--- EXERCISE BRIEF ---
Find and copy every line in the records that includes the string "blocks".

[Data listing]
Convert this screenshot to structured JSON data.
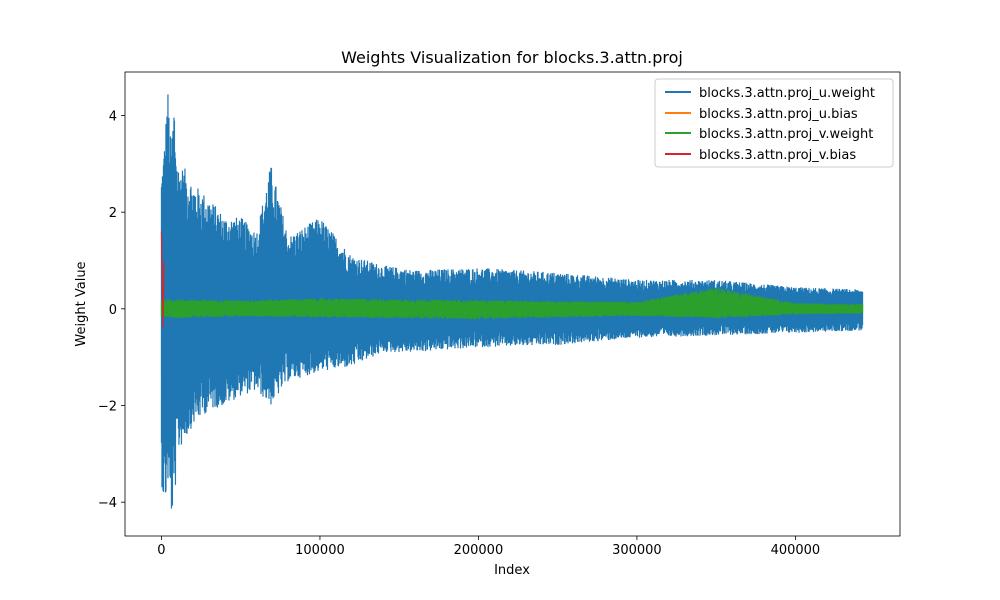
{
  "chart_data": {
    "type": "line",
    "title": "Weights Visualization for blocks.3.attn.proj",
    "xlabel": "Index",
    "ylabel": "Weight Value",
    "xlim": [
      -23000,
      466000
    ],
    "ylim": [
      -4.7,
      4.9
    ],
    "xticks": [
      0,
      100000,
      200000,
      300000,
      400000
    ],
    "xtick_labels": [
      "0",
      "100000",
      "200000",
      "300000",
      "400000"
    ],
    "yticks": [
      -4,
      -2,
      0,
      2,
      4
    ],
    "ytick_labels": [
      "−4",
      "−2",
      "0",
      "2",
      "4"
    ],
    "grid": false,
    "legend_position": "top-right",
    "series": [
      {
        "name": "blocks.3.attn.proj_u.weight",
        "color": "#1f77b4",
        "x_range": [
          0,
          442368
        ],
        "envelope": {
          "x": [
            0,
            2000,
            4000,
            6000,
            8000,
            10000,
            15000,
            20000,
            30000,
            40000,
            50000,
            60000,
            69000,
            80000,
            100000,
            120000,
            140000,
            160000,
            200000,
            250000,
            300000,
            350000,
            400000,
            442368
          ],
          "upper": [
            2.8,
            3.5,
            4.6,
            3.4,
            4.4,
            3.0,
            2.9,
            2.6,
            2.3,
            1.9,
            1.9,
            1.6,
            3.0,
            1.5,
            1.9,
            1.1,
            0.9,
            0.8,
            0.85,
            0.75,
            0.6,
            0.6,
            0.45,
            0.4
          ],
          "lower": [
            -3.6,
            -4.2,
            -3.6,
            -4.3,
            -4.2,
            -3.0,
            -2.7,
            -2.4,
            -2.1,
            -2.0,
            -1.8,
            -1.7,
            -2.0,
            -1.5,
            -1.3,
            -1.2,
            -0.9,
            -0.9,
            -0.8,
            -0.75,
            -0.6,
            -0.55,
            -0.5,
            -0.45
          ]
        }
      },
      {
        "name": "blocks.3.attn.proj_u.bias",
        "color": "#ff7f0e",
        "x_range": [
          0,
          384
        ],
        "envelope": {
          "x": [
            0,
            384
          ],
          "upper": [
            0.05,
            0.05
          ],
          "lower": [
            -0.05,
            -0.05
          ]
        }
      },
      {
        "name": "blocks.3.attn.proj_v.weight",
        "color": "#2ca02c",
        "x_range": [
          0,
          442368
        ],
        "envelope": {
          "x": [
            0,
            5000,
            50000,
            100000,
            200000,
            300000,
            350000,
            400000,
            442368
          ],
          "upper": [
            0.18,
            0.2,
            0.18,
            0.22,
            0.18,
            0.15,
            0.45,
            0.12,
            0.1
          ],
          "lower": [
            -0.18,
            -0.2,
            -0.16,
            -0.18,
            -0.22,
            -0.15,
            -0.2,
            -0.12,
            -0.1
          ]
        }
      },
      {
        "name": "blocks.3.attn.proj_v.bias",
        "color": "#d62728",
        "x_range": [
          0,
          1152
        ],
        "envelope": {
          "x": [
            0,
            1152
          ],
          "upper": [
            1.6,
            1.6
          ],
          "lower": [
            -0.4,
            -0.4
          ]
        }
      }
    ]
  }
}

==

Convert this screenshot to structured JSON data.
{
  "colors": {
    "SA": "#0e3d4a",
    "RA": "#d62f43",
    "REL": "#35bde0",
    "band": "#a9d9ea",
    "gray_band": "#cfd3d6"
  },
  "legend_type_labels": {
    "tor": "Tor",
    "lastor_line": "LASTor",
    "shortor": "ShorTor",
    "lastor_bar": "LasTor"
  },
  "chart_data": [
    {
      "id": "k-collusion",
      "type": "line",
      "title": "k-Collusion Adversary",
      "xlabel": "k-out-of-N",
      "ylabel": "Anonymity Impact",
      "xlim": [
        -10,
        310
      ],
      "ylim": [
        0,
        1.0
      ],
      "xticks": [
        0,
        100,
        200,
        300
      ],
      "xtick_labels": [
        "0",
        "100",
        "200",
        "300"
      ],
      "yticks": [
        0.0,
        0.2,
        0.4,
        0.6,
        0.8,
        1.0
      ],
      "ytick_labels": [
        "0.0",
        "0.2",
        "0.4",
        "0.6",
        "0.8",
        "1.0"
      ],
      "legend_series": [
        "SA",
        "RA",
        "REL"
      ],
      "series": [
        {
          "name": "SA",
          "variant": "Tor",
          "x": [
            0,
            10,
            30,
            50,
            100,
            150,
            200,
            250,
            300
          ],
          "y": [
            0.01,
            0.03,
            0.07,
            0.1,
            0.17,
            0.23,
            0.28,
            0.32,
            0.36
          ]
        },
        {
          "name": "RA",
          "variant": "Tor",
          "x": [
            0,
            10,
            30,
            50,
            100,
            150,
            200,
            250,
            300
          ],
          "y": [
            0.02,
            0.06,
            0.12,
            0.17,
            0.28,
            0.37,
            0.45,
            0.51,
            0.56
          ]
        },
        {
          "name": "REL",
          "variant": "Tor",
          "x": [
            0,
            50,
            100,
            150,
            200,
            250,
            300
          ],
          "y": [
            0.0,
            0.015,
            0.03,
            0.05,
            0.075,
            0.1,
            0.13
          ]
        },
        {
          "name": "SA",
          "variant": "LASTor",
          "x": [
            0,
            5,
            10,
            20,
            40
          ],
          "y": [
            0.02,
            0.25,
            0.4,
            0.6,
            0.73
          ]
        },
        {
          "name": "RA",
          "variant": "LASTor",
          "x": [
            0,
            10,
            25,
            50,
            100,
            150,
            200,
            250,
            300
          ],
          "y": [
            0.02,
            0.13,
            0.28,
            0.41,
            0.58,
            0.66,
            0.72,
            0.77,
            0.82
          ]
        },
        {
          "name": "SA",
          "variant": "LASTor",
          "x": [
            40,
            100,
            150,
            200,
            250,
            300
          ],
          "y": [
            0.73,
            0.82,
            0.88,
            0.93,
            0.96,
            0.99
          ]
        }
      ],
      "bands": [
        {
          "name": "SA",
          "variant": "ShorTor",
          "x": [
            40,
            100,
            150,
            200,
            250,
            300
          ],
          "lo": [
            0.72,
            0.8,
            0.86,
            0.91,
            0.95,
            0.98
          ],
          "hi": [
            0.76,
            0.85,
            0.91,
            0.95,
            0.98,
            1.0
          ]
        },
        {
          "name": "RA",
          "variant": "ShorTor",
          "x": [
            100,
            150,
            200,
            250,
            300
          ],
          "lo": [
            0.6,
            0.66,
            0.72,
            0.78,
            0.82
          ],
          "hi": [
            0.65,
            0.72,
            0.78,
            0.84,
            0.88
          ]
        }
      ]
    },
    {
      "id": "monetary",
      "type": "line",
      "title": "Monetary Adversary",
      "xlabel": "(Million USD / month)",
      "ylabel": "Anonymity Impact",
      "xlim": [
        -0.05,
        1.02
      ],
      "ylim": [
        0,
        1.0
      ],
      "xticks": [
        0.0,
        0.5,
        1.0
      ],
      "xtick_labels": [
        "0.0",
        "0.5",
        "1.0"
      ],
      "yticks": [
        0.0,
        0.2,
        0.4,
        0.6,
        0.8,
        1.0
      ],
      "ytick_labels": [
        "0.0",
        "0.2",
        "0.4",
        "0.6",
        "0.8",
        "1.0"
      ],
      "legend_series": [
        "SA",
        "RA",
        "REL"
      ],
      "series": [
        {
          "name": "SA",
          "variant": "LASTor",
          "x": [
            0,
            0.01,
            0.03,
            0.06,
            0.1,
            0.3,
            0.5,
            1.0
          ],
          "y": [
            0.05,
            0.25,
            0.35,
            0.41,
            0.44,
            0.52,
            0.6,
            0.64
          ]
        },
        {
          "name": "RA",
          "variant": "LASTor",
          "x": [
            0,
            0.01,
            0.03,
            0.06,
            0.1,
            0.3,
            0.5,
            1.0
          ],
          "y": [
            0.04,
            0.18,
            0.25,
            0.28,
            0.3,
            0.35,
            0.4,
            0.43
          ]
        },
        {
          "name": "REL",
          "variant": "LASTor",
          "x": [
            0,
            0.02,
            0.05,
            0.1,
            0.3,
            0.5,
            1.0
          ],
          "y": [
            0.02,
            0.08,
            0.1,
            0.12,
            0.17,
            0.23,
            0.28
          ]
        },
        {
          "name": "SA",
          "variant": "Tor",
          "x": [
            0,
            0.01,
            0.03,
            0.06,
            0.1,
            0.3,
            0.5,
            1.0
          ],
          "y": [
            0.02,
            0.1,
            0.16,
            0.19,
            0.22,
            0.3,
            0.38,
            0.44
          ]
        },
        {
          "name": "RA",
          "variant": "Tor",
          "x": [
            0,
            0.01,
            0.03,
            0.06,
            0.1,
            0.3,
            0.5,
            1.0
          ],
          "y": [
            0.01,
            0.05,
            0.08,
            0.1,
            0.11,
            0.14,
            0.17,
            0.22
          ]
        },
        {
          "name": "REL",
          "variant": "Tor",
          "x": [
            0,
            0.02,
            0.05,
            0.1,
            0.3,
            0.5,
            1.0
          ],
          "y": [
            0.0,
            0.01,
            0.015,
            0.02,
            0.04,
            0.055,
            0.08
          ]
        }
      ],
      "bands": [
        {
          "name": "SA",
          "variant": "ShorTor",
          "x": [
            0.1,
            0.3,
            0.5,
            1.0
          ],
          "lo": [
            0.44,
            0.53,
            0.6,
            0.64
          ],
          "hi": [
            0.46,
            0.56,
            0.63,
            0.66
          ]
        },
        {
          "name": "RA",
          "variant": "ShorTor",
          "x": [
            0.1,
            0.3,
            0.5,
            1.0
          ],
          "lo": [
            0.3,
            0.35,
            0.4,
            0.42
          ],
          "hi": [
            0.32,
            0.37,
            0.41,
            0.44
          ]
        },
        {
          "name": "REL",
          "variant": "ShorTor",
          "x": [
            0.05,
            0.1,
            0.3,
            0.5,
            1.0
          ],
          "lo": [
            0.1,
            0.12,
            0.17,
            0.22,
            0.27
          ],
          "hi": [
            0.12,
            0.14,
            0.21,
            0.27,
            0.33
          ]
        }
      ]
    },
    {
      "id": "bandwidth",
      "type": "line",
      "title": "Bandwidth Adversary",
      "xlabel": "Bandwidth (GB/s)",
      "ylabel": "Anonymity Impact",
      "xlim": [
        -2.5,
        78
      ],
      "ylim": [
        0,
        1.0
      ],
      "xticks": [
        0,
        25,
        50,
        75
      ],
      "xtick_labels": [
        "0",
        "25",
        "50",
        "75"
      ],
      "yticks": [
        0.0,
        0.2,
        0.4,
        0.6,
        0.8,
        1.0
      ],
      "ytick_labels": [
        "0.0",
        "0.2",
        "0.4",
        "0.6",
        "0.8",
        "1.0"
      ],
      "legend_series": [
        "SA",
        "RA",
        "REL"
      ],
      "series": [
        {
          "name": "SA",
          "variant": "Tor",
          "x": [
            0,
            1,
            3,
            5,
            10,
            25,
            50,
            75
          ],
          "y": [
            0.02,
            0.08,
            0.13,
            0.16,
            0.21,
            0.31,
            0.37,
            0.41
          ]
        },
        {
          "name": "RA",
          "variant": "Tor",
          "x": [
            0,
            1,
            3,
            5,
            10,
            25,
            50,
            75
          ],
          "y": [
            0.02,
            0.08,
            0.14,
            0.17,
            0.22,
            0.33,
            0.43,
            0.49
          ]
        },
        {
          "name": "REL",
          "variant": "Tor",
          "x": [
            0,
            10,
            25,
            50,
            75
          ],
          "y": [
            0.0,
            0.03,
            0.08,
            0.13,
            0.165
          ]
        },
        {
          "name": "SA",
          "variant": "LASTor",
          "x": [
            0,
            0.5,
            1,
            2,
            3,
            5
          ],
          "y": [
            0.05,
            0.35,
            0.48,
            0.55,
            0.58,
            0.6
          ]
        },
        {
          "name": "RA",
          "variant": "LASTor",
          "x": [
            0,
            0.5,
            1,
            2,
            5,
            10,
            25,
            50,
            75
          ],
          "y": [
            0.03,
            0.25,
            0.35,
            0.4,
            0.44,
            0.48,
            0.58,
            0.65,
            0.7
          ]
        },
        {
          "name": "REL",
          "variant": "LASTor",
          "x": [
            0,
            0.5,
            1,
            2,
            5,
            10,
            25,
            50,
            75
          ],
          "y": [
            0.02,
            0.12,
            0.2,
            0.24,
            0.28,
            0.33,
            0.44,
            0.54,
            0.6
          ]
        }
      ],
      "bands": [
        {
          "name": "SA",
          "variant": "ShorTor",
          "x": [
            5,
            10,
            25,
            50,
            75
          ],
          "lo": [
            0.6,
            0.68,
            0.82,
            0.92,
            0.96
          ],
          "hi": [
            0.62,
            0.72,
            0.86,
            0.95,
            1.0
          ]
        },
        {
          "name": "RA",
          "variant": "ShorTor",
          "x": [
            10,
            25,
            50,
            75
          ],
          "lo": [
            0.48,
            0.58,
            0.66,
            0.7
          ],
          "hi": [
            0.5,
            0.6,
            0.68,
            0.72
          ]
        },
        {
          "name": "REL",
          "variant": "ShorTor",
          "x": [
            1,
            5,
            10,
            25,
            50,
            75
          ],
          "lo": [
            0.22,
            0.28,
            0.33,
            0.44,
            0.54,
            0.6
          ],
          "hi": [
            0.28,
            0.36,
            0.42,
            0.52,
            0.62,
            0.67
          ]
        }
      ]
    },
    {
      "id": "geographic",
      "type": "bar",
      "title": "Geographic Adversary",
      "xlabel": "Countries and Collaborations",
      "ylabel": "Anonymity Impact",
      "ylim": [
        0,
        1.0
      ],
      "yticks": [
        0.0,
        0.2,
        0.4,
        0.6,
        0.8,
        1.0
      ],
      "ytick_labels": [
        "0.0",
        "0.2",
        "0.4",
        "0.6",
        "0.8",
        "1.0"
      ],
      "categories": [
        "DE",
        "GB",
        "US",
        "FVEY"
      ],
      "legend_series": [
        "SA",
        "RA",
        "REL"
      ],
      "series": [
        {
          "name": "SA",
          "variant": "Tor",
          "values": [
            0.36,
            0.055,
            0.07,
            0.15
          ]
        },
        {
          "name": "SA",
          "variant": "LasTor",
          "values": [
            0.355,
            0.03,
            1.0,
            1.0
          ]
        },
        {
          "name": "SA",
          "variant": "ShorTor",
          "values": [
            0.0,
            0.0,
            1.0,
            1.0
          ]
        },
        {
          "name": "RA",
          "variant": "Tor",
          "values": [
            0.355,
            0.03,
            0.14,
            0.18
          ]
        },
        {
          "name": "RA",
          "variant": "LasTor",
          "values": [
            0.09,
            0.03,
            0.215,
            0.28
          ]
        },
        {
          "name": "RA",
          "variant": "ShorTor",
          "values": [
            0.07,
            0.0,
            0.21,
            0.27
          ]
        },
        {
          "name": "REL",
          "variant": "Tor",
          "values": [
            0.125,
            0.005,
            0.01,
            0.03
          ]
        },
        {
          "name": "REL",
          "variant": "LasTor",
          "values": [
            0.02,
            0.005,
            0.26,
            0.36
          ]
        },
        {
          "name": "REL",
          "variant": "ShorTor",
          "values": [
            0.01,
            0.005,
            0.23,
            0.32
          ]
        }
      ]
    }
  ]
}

--- WRITTEN RESPONSE ---
    "title": "Weights Visualization for blocks.3.attn.proj",
        "name": "blocks.3.attn.proj_u.weight",
        "name": "blocks.3.attn.proj_u.bias",
        "name": "blocks.3.attn.proj_v.weight",
        "name": "blocks.3.attn.proj_v.bias",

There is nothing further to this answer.